* WHAT THE TASK ASKS
Your task is to repeat all of the data exactly while excluding the pictures.

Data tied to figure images
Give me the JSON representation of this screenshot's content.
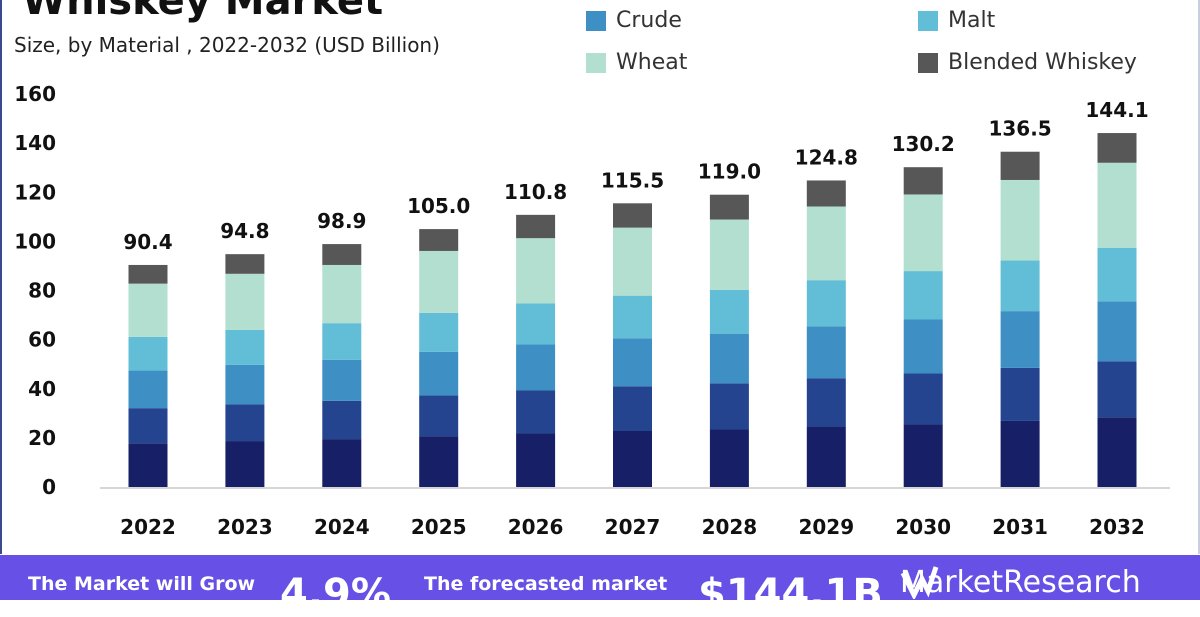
{
  "header": {
    "title": "Whiskey Market",
    "subtitle": "Size, by Material , 2022-2032 (USD Billion)"
  },
  "legend": [
    {
      "label": "Crude",
      "color": "#3d8fc4"
    },
    {
      "label": "Malt",
      "color": "#62bdd6"
    },
    {
      "label": "Wheat",
      "color": "#b2dfd0"
    },
    {
      "label": "Blended Whiskey",
      "color": "#575757"
    }
  ],
  "banner": {
    "grow_label": "The Market will Grow",
    "cagr": "4.9%",
    "forecast_label": "The forecasted market",
    "forecast_value": "$144.1B",
    "logo_text": "MarketResearch",
    "color": "#6650e6"
  },
  "chart_data": {
    "type": "bar",
    "stacked": true,
    "title": "Whiskey Market",
    "subtitle": "Size, by Material , 2022-2032 (USD Billion)",
    "xlabel": "",
    "ylabel": "",
    "ylim": [
      0,
      160
    ],
    "yticks": [
      0,
      20,
      40,
      60,
      80,
      100,
      120,
      140,
      160
    ],
    "grid": false,
    "legend_position": "top-right",
    "categories": [
      "2022",
      "2023",
      "2024",
      "2025",
      "2026",
      "2027",
      "2028",
      "2029",
      "2030",
      "2031",
      "2032"
    ],
    "totals": [
      "90.4",
      "94.8",
      "98.9",
      "105.0",
      "110.8",
      "115.5",
      "119.0",
      "124.8",
      "130.2",
      "136.5",
      "144.1"
    ],
    "series": [
      {
        "color": "#172066",
        "values": [
          17.8,
          18.7,
          19.5,
          20.7,
          21.8,
          22.8,
          23.4,
          24.6,
          25.6,
          26.9,
          28.4
        ]
      },
      {
        "color": "#24448f",
        "values": [
          14.3,
          15.0,
          15.6,
          16.6,
          17.5,
          18.2,
          18.8,
          19.7,
          20.6,
          21.6,
          22.8
        ]
      },
      {
        "name": "Crude",
        "color": "#3d8fc4",
        "values": [
          15.3,
          16.0,
          16.7,
          17.7,
          18.7,
          19.5,
          20.1,
          21.1,
          22.0,
          23.1,
          24.4
        ]
      },
      {
        "name": "Malt",
        "color": "#62bdd6",
        "values": [
          13.7,
          14.3,
          14.9,
          15.9,
          16.7,
          17.4,
          18.0,
          18.8,
          19.7,
          20.6,
          21.8
        ]
      },
      {
        "name": "Wheat",
        "color": "#b2dfd0",
        "values": [
          21.7,
          22.8,
          23.7,
          25.2,
          26.6,
          27.7,
          28.6,
          30.0,
          31.2,
          32.8,
          34.6
        ]
      },
      {
        "name": "Blended Whiskey",
        "color": "#575757",
        "values": [
          7.6,
          8.0,
          8.5,
          8.9,
          9.5,
          9.9,
          10.1,
          10.6,
          11.1,
          11.5,
          12.1
        ]
      }
    ]
  }
}
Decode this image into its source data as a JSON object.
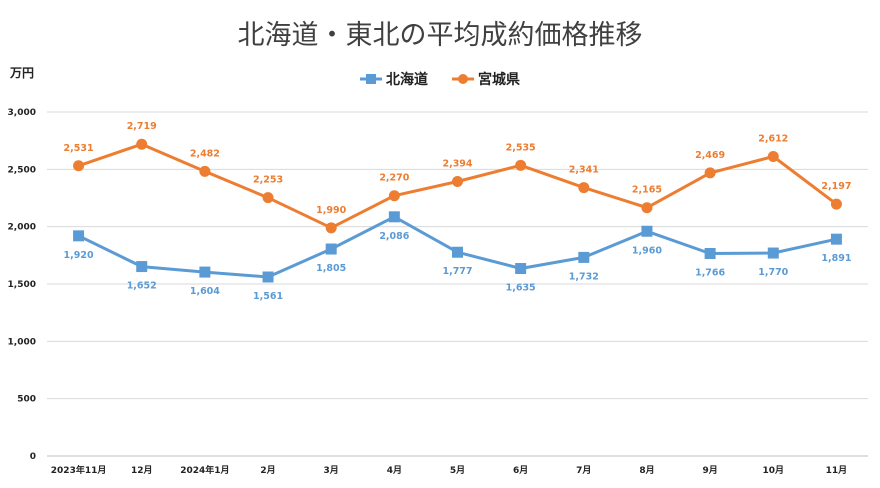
{
  "chart_data": {
    "type": "line",
    "title": "北海道・東北の平均成約価格推移",
    "ylabel": "万円",
    "xlabel": "",
    "ylim": [
      0,
      3000
    ],
    "yticks": [
      "0",
      "500",
      "1,000",
      "1,500",
      "2,000",
      "2,500",
      "3,000"
    ],
    "categories": [
      "2023年11月",
      "12月",
      "2024年1月",
      "2月",
      "3月",
      "4月",
      "5月",
      "6月",
      "7月",
      "8月",
      "9月",
      "10月",
      "11月"
    ],
    "grid": true,
    "legend_position": "top-center",
    "series": [
      {
        "name": "北海道",
        "color": "#5b9bd5",
        "marker": "square",
        "values": [
          1920,
          1652,
          1604,
          1561,
          1805,
          2086,
          1777,
          1635,
          1732,
          1960,
          1766,
          1770,
          1891
        ],
        "labels": [
          "1,920",
          "1,652",
          "1,604",
          "1,561",
          "1,805",
          "2,086",
          "1,777",
          "1,635",
          "1,732",
          "1,960",
          "1,766",
          "1,770",
          "1,891"
        ],
        "label_position": "below"
      },
      {
        "name": "宮城県",
        "color": "#ed7d31",
        "marker": "circle",
        "values": [
          2531,
          2719,
          2482,
          2253,
          1990,
          2270,
          2394,
          2535,
          2341,
          2165,
          2469,
          2612,
          2197
        ],
        "labels": [
          "2,531",
          "2,719",
          "2,482",
          "2,253",
          "1,990",
          "2,270",
          "2,394",
          "2,535",
          "2,341",
          "2,165",
          "2,469",
          "2,612",
          "2,197"
        ],
        "label_position": "above"
      }
    ]
  }
}
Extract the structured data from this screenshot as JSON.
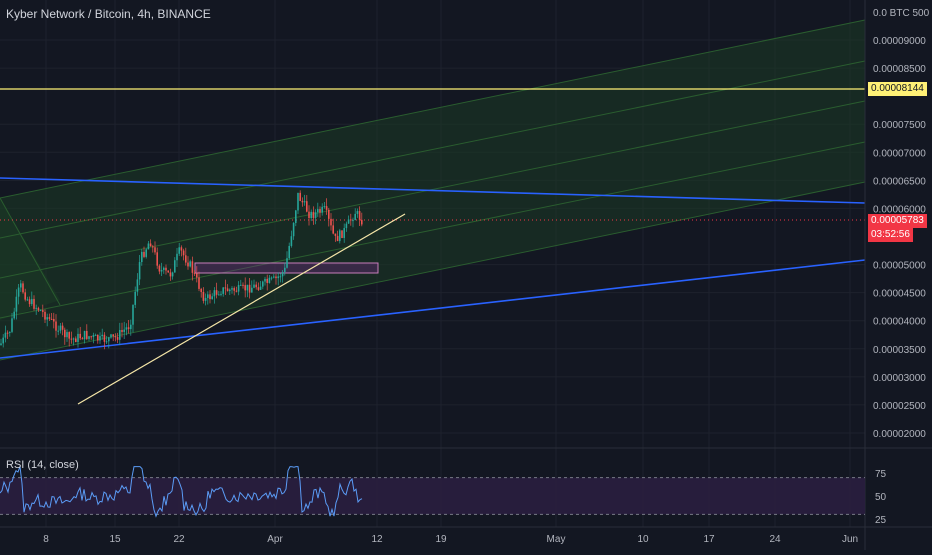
{
  "header": {
    "title": "Kyber Network / Bitcoin, 4h, BINANCE"
  },
  "price_axis": {
    "currency_label": "0.0 BTC 500",
    "ticks": [
      "0.00009000",
      "0.00008500",
      "0.00007500",
      "0.00007000",
      "0.00006500",
      "0.00006000",
      "0.00005000",
      "0.00004500",
      "0.00004000",
      "0.00003500",
      "0.00003000",
      "0.00002500",
      "0.00002000"
    ],
    "tick_values": [
      9000,
      8500,
      7500,
      7000,
      6500,
      6000,
      5000,
      4500,
      4000,
      3500,
      3000,
      2500,
      2000
    ],
    "hline_label": "0.00008144",
    "last_price_label": "0.00005783",
    "countdown_label": "03:52:56"
  },
  "rsi": {
    "label": "RSI (14, close)",
    "ticks": [
      "75",
      "50",
      "25"
    ],
    "tick_values": [
      75,
      50,
      25
    ]
  },
  "time_axis": {
    "labels": [
      "8",
      "15",
      "22",
      "Apr",
      "12",
      "19",
      "May",
      "10",
      "17",
      "24",
      "Jun"
    ]
  },
  "colors": {
    "background": "#131722",
    "grid": "#1e222d",
    "up_candle": "#26a69a",
    "down_candle": "#ef5350",
    "channel_line": "#2a5d2f",
    "channel_fill": "#1b3a24",
    "blue_line": "#2962ff",
    "yellow_line": "#fff176",
    "trendline": "#f5e6a8",
    "rsi_line": "#7e57c2",
    "rsi_band": "#2a1e3f",
    "last_price": "#f23645"
  }
}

* EXPECTED OUTPUT
Give me the JSON representation of this screenshot's content.
{
  "header": {
    "title": "Whiskey Market",
    "subtitle": "Size, by Material , 2022-2032 (USD Billion)"
  },
  "legend": [
    {
      "label": "Crude",
      "color": "#3d8fc4"
    },
    {
      "label": "Malt",
      "color": "#62bdd6"
    },
    {
      "label": "Wheat",
      "color": "#b2dfd0"
    },
    {
      "label": "Blended Whiskey",
      "color": "#575757"
    }
  ],
  "banner": {
    "grow_label": "The Market will Grow",
    "cagr": "4.9%",
    "forecast_label": "The forecasted market",
    "forecast_value": "$144.1B",
    "logo_text": "MarketResearch",
    "color": "#6650e6"
  },
  "chart_data": {
    "type": "bar",
    "stacked": true,
    "title": "Whiskey Market",
    "subtitle": "Size, by Material , 2022-2032 (USD Billion)",
    "xlabel": "",
    "ylabel": "",
    "ylim": [
      0,
      160
    ],
    "yticks": [
      0,
      20,
      40,
      60,
      80,
      100,
      120,
      140,
      160
    ],
    "grid": false,
    "legend_position": "top-right",
    "categories": [
      "2022",
      "2023",
      "2024",
      "2025",
      "2026",
      "2027",
      "2028",
      "2029",
      "2030",
      "2031",
      "2032"
    ],
    "totals": [
      "90.4",
      "94.8",
      "98.9",
      "105.0",
      "110.8",
      "115.5",
      "119.0",
      "124.8",
      "130.2",
      "136.5",
      "144.1"
    ],
    "series": [
      {
        "color": "#172066",
        "values": [
          17.8,
          18.7,
          19.5,
          20.7,
          21.8,
          22.8,
          23.4,
          24.6,
          25.6,
          26.9,
          28.4
        ]
      },
      {
        "color": "#24448f",
        "values": [
          14.3,
          15.0,
          15.6,
          16.6,
          17.5,
          18.2,
          18.8,
          19.7,
          20.6,
          21.6,
          22.8
        ]
      },
      {
        "name": "Crude",
        "color": "#3d8fc4",
        "values": [
          15.3,
          16.0,
          16.7,
          17.7,
          18.7,
          19.5,
          20.1,
          21.1,
          22.0,
          23.1,
          24.4
        ]
      },
      {
        "name": "Malt",
        "color": "#62bdd6",
        "values": [
          13.7,
          14.3,
          14.9,
          15.9,
          16.7,
          17.4,
          18.0,
          18.8,
          19.7,
          20.6,
          21.8
        ]
      },
      {
        "name": "Wheat",
        "color": "#b2dfd0",
        "values": [
          21.7,
          22.8,
          23.7,
          25.2,
          26.6,
          27.7,
          28.6,
          30.0,
          31.2,
          32.8,
          34.6
        ]
      },
      {
        "name": "Blended Whiskey",
        "color": "#575757",
        "values": [
          7.6,
          8.0,
          8.5,
          8.9,
          9.5,
          9.9,
          10.1,
          10.6,
          11.1,
          11.5,
          12.1
        ]
      }
    ]
  }
}
Decode this image into its source data as a JSON object.
{
  "chart_data": {
    "type": "line",
    "title": "北海道・東北の平均成約価格推移",
    "ylabel": "万円",
    "xlabel": "",
    "ylim": [
      0,
      3000
    ],
    "yticks": [
      "0",
      "500",
      "1,000",
      "1,500",
      "2,000",
      "2,500",
      "3,000"
    ],
    "categories": [
      "2023年11月",
      "12月",
      "2024年1月",
      "2月",
      "3月",
      "4月",
      "5月",
      "6月",
      "7月",
      "8月",
      "9月",
      "10月",
      "11月"
    ],
    "grid": true,
    "legend_position": "top-center",
    "series": [
      {
        "name": "北海道",
        "color": "#5b9bd5",
        "marker": "square",
        "values": [
          1920,
          1652,
          1604,
          1561,
          1805,
          2086,
          1777,
          1635,
          1732,
          1960,
          1766,
          1770,
          1891
        ],
        "labels": [
          "1,920",
          "1,652",
          "1,604",
          "1,561",
          "1,805",
          "2,086",
          "1,777",
          "1,635",
          "1,732",
          "1,960",
          "1,766",
          "1,770",
          "1,891"
        ],
        "label_position": "below"
      },
      {
        "name": "宮城県",
        "color": "#ed7d31",
        "marker": "circle",
        "values": [
          2531,
          2719,
          2482,
          2253,
          1990,
          2270,
          2394,
          2535,
          2341,
          2165,
          2469,
          2612,
          2197
        ],
        "labels": [
          "2,531",
          "2,719",
          "2,482",
          "2,253",
          "1,990",
          "2,270",
          "2,394",
          "2,535",
          "2,341",
          "2,165",
          "2,469",
          "2,612",
          "2,197"
        ],
        "label_position": "above"
      }
    ]
  }
}
Extract the structured data from this screenshot as JSON.
{
  "header": {
    "title": "Kyber Network / Bitcoin, 4h, BINANCE"
  },
  "price_axis": {
    "currency_label": "0.0 BTC 500",
    "ticks": [
      "0.00009000",
      "0.00008500",
      "0.00007500",
      "0.00007000",
      "0.00006500",
      "0.00006000",
      "0.00005000",
      "0.00004500",
      "0.00004000",
      "0.00003500",
      "0.00003000",
      "0.00002500",
      "0.00002000"
    ],
    "tick_values": [
      9000,
      8500,
      7500,
      7000,
      6500,
      6000,
      5000,
      4500,
      4000,
      3500,
      3000,
      2500,
      2000
    ],
    "hline_label": "0.00008144",
    "last_price_label": "0.00005783",
    "countdown_label": "03:52:56"
  },
  "rsi": {
    "label": "RSI (14, close)",
    "ticks": [
      "75",
      "50",
      "25"
    ],
    "tick_values": [
      75,
      50,
      25
    ]
  },
  "time_axis": {
    "labels": [
      "8",
      "15",
      "22",
      "Apr",
      "12",
      "19",
      "May",
      "10",
      "17",
      "24",
      "Jun"
    ]
  },
  "colors": {
    "background": "#131722",
    "grid": "#1e222d",
    "up_candle": "#26a69a",
    "down_candle": "#ef5350",
    "channel_line": "#2a5d2f",
    "channel_fill": "#1b3a24",
    "blue_line": "#2962ff",
    "yellow_line": "#fff176",
    "trendline": "#f5e6a8",
    "rsi_line": "#7e57c2",
    "rsi_band": "#2a1e3f",
    "last_price": "#f23645"
  }
}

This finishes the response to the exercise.